Set exercise>
Gather the lines below that include the string "content", copying each in full.

[A run of records]
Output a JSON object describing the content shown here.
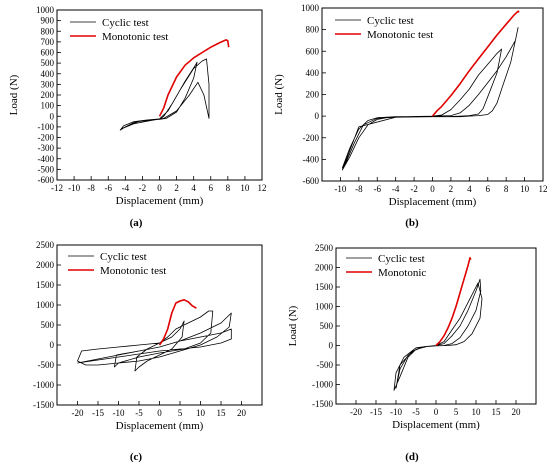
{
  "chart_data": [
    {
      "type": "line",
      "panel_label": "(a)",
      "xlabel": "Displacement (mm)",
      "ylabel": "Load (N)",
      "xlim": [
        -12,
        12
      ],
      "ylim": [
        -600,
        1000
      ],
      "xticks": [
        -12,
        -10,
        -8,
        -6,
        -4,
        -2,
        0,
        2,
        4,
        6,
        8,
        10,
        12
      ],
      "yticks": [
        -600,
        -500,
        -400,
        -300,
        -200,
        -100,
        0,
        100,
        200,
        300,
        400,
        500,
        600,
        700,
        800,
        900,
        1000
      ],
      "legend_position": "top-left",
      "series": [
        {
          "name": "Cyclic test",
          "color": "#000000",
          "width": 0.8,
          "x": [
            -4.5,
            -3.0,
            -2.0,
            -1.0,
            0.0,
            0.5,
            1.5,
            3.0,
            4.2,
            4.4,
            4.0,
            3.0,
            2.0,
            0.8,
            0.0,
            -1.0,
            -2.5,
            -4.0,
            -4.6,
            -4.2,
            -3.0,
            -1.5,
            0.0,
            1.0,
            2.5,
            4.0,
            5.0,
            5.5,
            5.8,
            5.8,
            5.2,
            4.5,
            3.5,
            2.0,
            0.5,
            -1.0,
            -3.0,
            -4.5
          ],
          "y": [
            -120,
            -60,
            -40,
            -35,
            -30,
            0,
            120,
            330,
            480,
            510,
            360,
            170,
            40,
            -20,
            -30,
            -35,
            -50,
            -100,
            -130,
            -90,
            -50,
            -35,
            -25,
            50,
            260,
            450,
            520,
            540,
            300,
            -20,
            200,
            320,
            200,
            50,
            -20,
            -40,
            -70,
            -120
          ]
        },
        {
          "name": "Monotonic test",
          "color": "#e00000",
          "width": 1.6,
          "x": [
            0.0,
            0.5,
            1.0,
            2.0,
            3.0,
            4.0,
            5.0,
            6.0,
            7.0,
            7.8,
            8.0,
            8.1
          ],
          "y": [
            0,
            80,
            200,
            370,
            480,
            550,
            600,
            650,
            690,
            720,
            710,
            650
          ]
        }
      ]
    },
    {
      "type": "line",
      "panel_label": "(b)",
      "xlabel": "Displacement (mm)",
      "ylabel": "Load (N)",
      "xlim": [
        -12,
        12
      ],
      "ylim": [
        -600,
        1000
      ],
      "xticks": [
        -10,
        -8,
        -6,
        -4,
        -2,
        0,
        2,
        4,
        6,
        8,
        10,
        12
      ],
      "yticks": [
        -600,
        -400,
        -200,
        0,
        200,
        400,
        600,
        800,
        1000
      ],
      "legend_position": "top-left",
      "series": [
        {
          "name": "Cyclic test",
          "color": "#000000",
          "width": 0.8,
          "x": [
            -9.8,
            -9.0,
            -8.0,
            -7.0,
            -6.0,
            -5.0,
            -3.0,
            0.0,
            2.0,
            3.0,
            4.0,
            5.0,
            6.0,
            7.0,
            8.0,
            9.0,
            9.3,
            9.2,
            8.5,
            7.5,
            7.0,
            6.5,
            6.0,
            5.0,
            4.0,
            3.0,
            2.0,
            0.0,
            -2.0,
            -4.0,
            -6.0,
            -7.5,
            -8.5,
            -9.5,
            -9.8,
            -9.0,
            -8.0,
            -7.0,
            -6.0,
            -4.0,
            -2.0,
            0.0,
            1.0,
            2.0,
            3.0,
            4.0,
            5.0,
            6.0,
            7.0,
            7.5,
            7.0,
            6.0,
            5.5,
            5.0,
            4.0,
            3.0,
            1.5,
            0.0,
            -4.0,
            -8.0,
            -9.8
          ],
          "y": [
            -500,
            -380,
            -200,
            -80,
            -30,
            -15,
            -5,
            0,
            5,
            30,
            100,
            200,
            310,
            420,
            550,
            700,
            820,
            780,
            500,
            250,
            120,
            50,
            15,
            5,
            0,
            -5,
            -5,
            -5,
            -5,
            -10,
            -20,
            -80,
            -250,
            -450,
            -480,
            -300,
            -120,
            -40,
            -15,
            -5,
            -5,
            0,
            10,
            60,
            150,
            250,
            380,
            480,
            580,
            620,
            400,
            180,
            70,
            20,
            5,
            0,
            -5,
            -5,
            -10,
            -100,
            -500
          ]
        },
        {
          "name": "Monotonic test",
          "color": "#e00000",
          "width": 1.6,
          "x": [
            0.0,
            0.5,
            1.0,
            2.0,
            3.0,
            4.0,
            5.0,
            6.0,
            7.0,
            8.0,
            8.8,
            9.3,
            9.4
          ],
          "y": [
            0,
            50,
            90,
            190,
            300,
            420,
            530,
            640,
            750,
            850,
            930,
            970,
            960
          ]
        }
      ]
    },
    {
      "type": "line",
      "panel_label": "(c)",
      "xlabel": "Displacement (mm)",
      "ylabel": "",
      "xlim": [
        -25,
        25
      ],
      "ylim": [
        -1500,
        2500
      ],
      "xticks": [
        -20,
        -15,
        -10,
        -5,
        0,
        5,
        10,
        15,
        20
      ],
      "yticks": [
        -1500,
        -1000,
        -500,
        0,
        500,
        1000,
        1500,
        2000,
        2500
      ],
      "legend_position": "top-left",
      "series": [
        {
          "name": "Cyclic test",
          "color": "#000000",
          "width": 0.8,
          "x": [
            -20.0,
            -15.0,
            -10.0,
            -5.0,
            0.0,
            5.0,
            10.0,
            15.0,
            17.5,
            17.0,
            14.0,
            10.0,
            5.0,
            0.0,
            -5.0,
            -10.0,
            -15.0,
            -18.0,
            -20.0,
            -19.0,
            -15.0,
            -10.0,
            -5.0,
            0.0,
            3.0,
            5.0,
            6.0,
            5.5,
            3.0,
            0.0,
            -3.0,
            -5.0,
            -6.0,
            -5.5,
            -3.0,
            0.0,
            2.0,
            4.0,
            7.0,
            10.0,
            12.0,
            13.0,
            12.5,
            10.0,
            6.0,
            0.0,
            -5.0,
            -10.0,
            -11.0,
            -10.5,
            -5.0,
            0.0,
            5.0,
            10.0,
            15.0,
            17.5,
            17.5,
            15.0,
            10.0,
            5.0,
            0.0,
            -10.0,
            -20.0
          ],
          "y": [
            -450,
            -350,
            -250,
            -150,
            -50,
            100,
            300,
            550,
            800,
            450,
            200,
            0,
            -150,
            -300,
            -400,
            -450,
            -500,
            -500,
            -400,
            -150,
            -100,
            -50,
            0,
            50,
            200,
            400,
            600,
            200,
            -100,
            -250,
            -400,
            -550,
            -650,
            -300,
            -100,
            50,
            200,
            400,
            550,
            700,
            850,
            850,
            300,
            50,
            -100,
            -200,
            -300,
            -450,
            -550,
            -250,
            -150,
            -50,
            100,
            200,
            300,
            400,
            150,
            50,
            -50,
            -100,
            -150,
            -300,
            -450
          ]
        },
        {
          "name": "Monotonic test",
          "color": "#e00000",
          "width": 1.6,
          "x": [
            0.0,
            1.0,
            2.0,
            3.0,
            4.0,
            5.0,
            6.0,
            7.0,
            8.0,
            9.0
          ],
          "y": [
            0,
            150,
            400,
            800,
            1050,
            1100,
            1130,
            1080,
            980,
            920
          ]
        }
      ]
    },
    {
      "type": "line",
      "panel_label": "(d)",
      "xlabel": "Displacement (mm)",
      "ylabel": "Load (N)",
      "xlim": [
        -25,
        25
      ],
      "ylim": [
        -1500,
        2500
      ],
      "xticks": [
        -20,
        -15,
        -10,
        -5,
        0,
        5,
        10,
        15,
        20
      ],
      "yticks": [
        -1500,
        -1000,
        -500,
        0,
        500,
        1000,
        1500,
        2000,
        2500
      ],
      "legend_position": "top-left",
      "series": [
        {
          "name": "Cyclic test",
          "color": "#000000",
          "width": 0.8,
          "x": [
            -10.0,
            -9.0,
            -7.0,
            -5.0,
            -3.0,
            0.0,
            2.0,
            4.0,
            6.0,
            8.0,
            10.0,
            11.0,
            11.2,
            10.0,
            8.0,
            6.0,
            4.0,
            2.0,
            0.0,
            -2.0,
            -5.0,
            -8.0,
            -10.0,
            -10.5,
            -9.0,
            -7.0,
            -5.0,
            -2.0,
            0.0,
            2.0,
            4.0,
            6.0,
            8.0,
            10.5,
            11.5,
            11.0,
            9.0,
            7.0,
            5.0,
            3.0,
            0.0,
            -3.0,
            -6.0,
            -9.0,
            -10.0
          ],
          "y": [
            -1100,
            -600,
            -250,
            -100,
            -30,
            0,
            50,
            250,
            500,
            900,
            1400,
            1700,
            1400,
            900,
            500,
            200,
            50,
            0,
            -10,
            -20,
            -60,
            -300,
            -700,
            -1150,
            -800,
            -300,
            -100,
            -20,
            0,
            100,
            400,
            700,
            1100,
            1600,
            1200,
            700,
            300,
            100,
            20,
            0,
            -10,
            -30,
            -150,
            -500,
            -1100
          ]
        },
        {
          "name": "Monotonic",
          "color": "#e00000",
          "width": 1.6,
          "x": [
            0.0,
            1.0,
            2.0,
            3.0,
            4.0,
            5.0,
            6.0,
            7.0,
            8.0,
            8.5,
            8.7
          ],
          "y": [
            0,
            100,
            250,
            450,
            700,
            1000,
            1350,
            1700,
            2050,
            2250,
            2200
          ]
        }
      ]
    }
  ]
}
* * *
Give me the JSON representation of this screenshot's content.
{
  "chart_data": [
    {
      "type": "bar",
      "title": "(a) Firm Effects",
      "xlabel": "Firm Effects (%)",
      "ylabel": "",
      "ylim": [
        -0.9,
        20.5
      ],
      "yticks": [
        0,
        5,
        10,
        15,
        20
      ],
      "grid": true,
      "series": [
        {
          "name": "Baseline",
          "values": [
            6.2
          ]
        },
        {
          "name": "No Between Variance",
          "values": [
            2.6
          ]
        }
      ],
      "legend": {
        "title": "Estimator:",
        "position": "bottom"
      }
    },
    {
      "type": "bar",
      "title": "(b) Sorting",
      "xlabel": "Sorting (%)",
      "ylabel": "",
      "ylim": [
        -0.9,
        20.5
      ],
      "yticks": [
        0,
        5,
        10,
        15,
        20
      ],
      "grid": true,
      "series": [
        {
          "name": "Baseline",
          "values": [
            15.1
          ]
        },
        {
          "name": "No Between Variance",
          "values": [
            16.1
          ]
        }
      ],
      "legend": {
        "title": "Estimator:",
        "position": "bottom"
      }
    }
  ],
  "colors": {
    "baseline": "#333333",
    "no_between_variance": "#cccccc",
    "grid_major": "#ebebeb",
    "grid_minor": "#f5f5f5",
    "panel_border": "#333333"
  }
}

Written response>
Output a JSON object describing the content shown here.
Give me the JSON representation of this screenshot's content.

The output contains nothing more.